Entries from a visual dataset

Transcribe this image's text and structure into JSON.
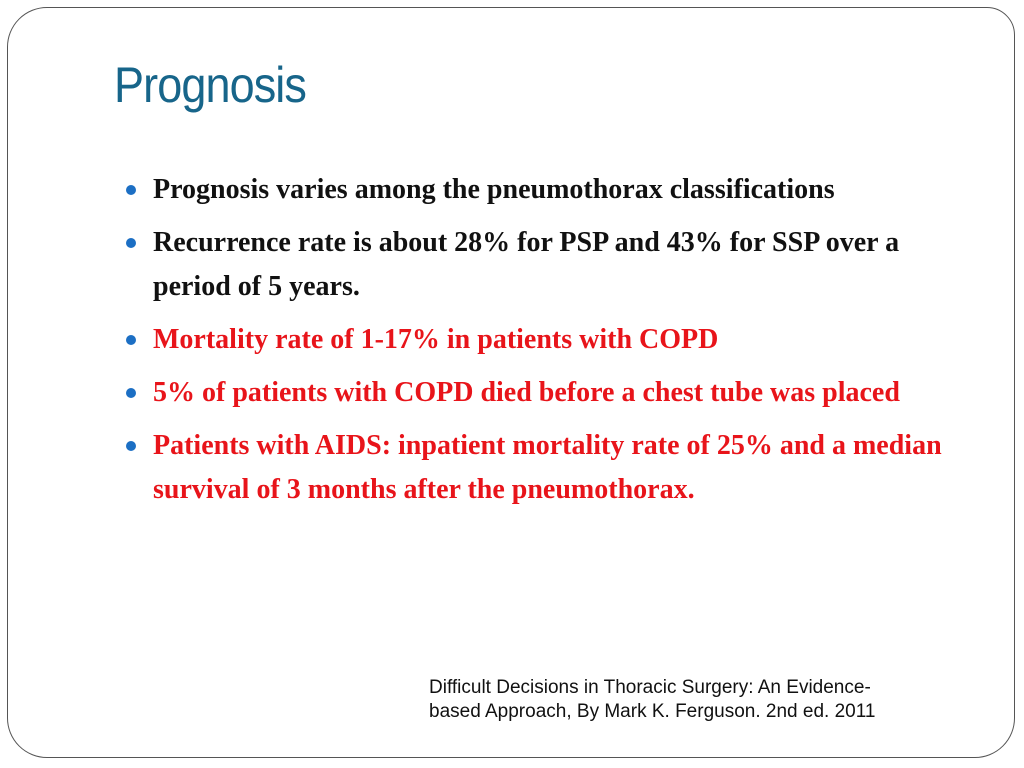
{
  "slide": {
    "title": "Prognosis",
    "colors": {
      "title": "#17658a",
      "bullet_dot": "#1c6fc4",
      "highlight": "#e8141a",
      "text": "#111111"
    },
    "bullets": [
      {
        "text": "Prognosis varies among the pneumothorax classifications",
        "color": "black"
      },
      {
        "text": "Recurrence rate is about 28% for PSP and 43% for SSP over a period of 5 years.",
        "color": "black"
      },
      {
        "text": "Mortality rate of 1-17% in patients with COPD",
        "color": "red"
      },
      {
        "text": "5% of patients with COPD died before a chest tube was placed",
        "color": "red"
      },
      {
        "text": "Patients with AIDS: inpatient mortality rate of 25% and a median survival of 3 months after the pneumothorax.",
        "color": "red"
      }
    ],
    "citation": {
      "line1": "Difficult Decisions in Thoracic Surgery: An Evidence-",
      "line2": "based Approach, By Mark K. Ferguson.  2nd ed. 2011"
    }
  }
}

• **YOUR OBJECTIVE**: From the first line to the last, set down the records above exactly and skip the pictures.

• **WRITTEN SOLUTION**:
Transcribe this image's text and structure into JSON.
{
  "slide": {
    "title": "Prognosis",
    "colors": {
      "title": "#17658a",
      "bullet_dot": "#1c6fc4",
      "highlight": "#e8141a",
      "text": "#111111"
    },
    "bullets": [
      {
        "text": "Prognosis varies among the pneumothorax classifications",
        "color": "black"
      },
      {
        "text": "Recurrence rate is about 28% for PSP and 43% for SSP over a period of 5 years.",
        "color": "black"
      },
      {
        "text": "Mortality rate of 1-17% in patients with COPD",
        "color": "red"
      },
      {
        "text": "5% of patients with COPD died before a chest tube was placed",
        "color": "red"
      },
      {
        "text": "Patients with AIDS: inpatient mortality rate of 25% and a median survival of 3 months after the pneumothorax.",
        "color": "red"
      }
    ],
    "citation": {
      "line1": "Difficult Decisions in Thoracic Surgery: An Evidence-",
      "line2": "based Approach, By Mark K. Ferguson.  2nd ed. 2011"
    }
  }
}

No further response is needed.